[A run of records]
***
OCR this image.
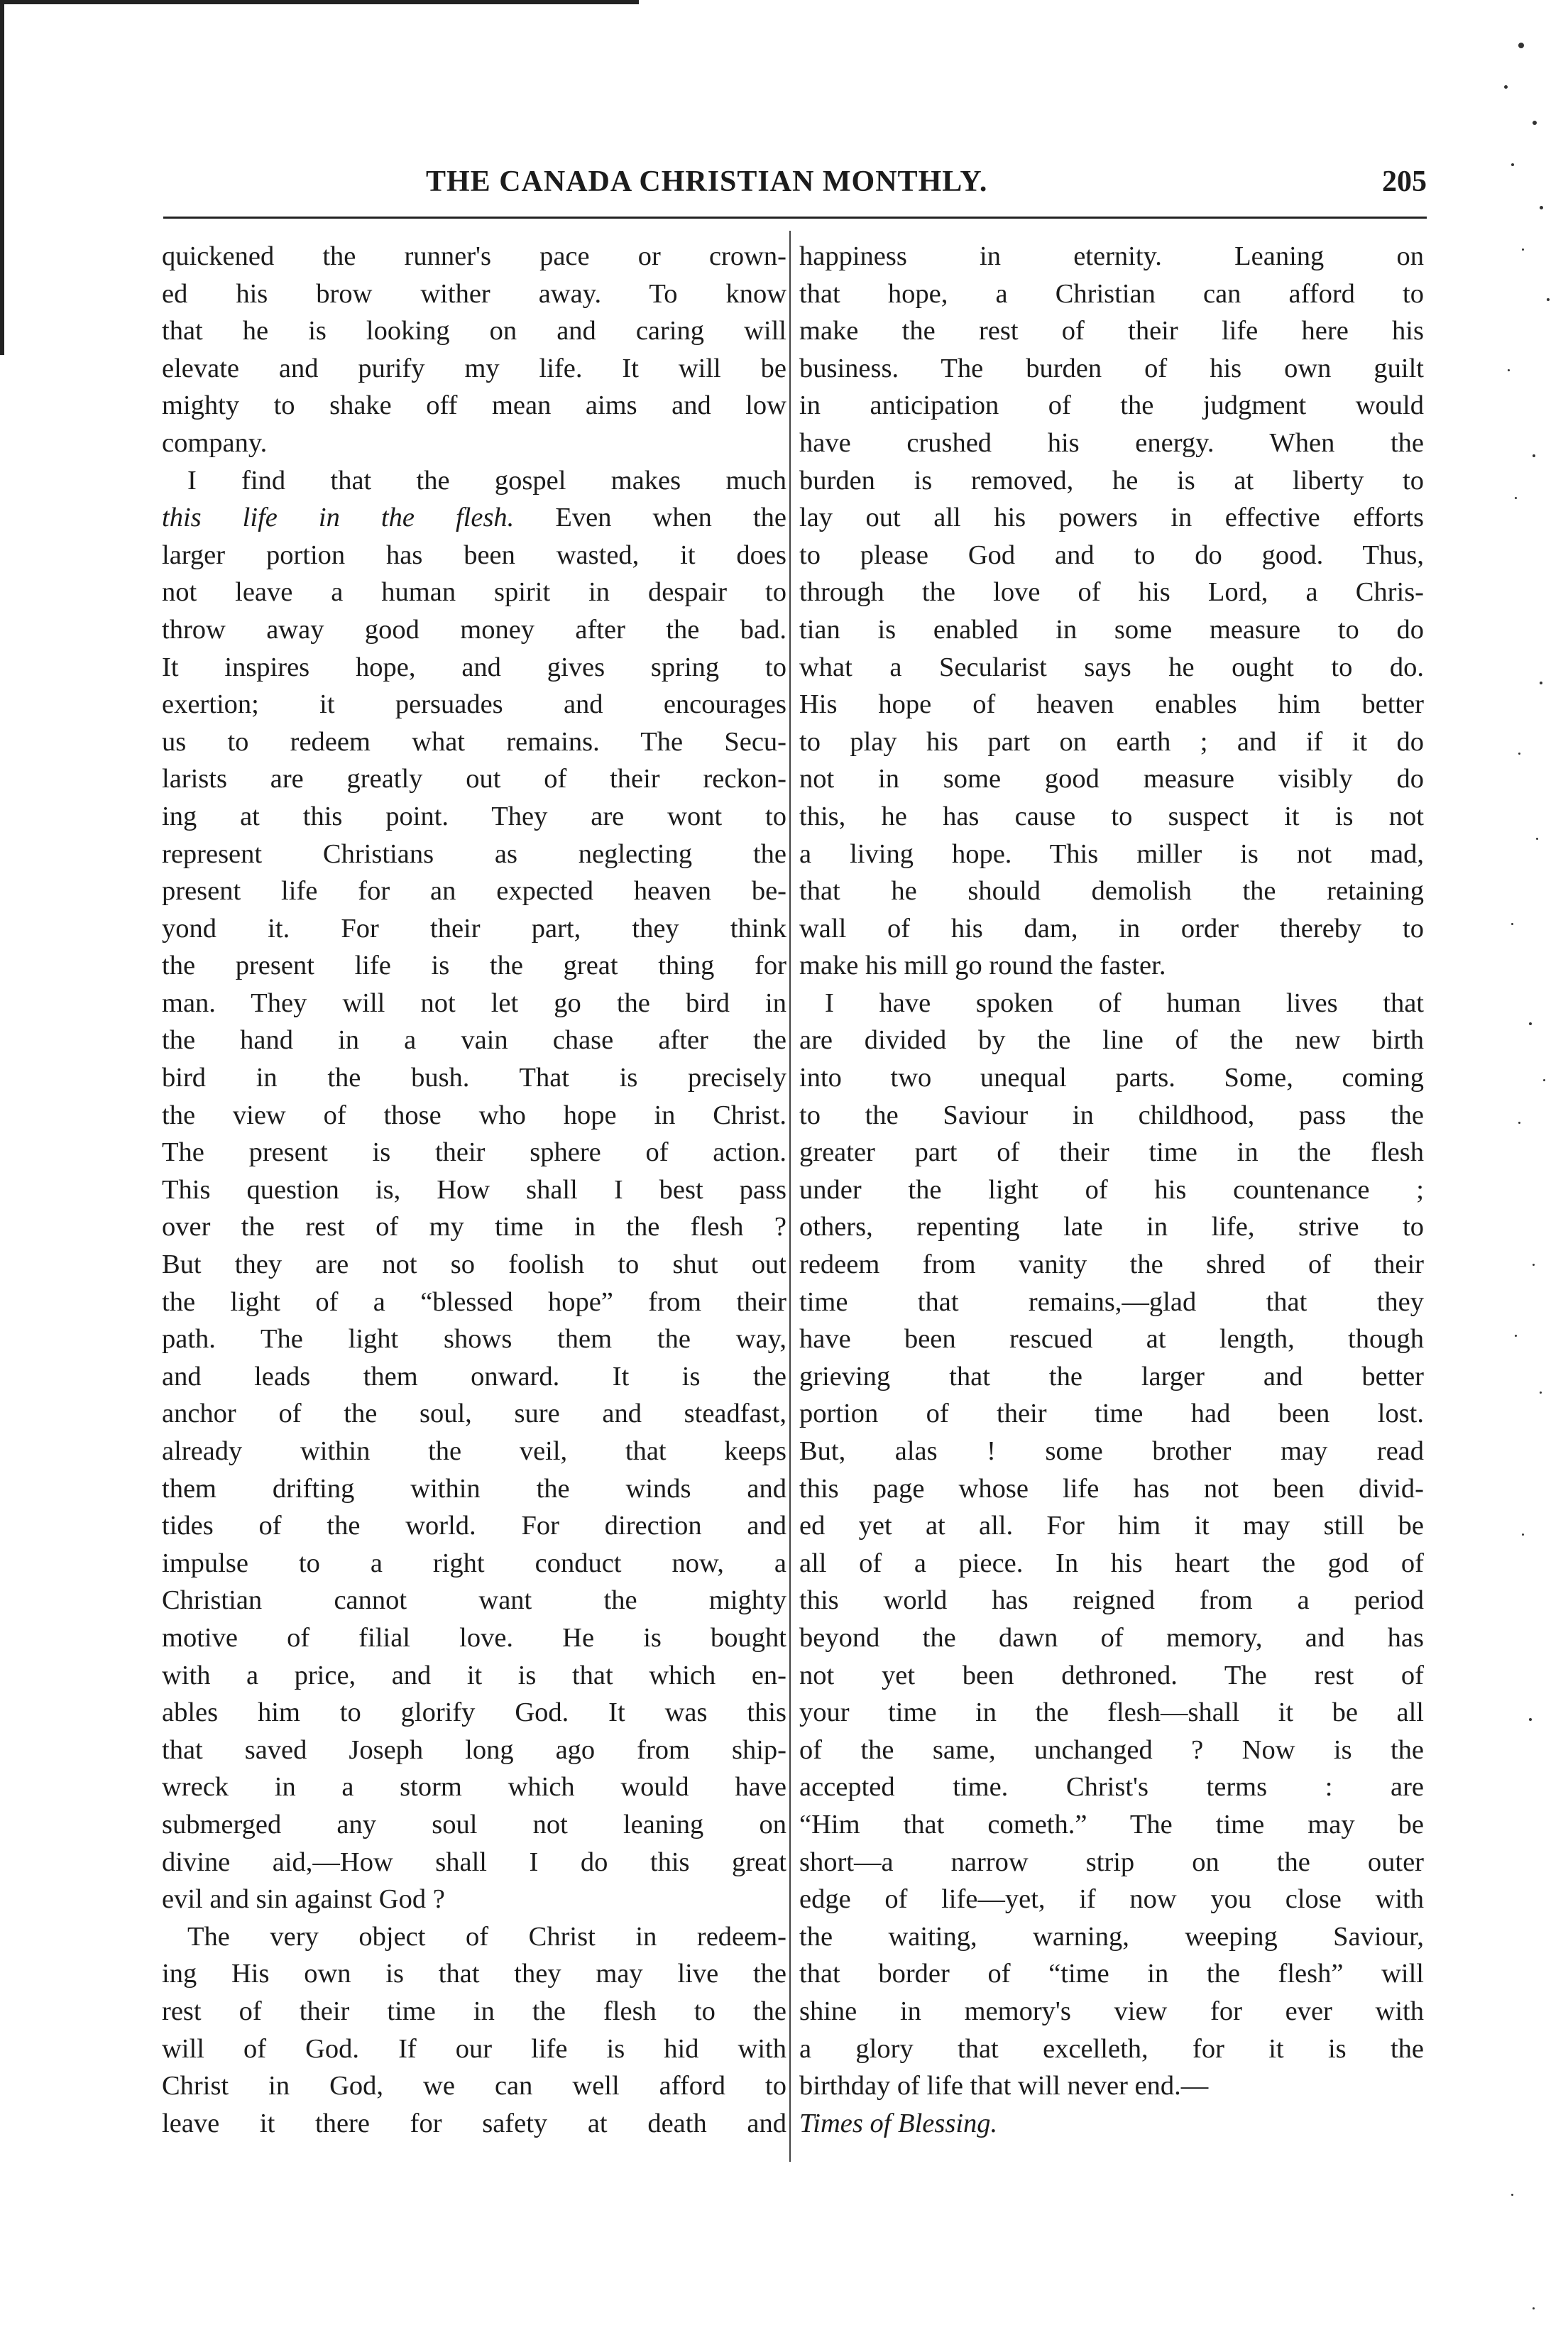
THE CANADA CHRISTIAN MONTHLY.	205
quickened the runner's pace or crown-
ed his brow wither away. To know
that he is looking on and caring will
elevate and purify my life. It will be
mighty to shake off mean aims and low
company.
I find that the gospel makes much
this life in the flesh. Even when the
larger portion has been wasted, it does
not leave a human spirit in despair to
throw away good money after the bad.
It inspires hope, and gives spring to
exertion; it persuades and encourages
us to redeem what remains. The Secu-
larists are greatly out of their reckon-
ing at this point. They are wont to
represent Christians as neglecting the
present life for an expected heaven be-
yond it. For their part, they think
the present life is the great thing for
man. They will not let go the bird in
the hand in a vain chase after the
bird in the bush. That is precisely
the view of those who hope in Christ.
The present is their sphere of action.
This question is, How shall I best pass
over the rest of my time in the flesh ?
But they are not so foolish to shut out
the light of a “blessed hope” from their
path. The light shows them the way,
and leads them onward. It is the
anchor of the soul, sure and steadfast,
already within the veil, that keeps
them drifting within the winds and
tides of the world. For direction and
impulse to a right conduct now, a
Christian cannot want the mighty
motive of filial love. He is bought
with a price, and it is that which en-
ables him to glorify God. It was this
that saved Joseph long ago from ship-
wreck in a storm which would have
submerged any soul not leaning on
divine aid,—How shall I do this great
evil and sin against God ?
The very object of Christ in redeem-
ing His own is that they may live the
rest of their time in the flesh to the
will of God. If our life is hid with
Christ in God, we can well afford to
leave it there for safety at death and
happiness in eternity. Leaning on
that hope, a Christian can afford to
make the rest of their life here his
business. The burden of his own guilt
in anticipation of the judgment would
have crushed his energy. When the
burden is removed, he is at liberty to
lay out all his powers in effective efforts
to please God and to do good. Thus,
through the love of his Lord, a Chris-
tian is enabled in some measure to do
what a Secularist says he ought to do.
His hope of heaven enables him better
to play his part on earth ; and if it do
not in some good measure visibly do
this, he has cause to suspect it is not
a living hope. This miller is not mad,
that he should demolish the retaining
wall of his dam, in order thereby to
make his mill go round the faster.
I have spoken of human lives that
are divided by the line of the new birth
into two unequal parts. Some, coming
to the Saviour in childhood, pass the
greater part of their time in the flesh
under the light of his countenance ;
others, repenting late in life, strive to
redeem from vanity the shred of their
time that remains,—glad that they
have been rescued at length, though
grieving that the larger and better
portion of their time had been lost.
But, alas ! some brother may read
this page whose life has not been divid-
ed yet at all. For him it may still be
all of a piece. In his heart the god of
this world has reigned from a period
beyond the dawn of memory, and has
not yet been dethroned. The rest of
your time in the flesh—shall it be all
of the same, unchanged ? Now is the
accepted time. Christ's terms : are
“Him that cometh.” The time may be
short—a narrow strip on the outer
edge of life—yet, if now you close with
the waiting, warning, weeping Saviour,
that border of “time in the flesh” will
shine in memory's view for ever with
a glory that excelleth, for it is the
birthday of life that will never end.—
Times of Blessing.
***
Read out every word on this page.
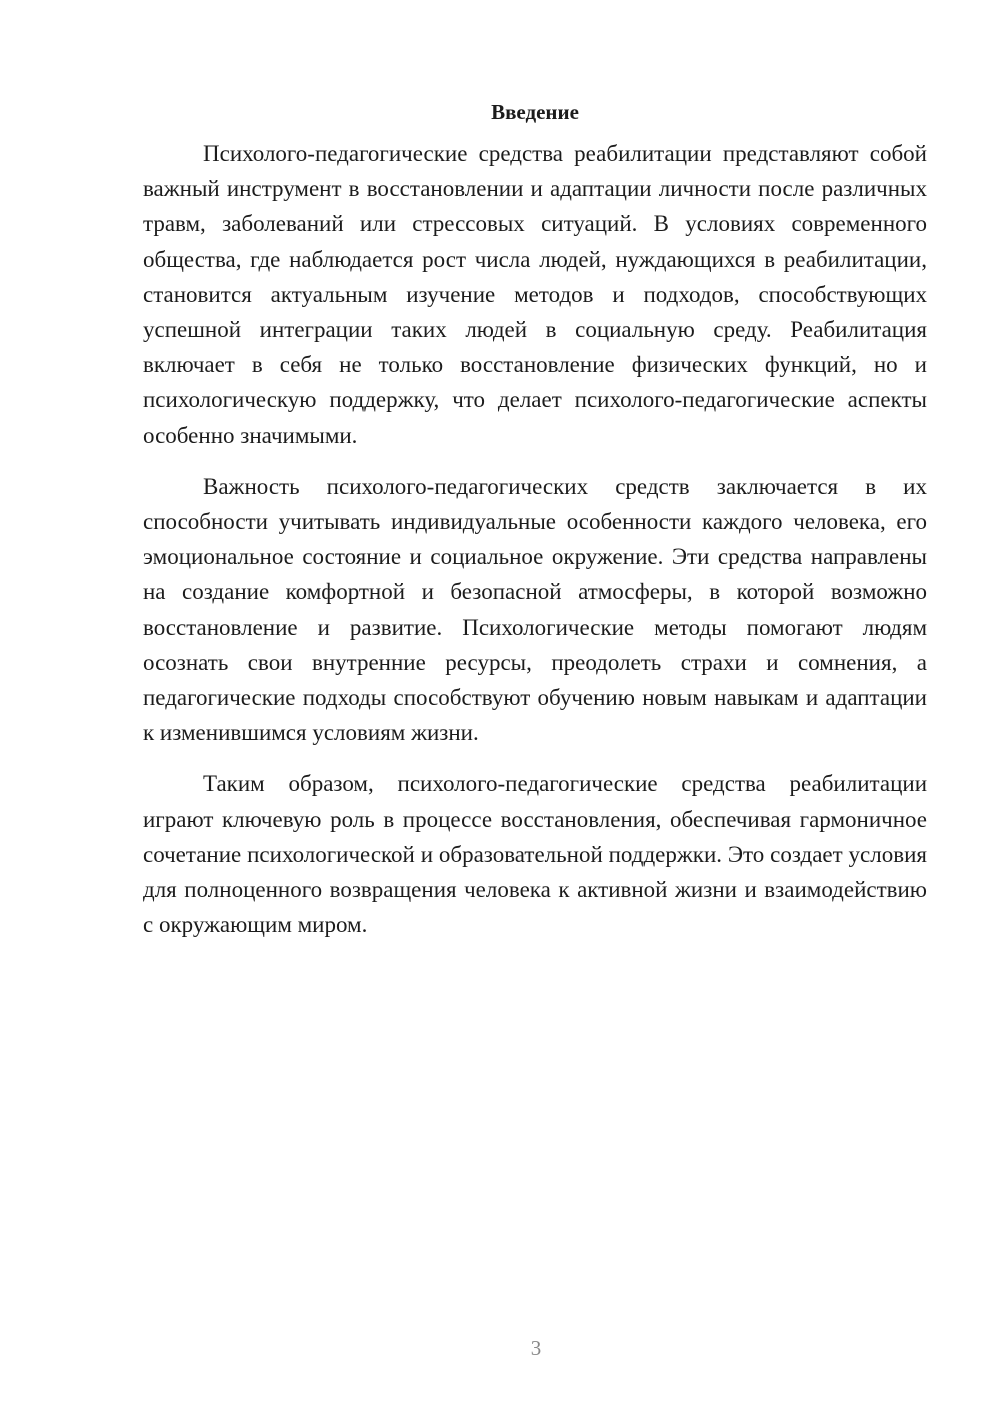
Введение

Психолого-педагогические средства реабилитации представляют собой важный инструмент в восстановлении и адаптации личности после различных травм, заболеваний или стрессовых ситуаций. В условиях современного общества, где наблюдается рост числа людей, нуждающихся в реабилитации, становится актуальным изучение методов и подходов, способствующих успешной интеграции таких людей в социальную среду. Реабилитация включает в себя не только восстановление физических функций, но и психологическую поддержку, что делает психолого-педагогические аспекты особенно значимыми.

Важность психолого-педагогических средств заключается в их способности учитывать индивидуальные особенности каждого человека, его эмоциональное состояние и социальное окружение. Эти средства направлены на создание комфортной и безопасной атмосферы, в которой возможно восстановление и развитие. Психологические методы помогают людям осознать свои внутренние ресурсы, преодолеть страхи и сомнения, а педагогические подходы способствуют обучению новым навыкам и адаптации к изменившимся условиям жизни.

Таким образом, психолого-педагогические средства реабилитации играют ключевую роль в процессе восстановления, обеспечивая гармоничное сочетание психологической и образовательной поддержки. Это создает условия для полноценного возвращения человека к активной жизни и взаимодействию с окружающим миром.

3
***
§ Task directions
Which lines in the data above contain "measure"? Show each one.

§ Written answer
tian is enabled in some measure to do
not in some good measure visibly do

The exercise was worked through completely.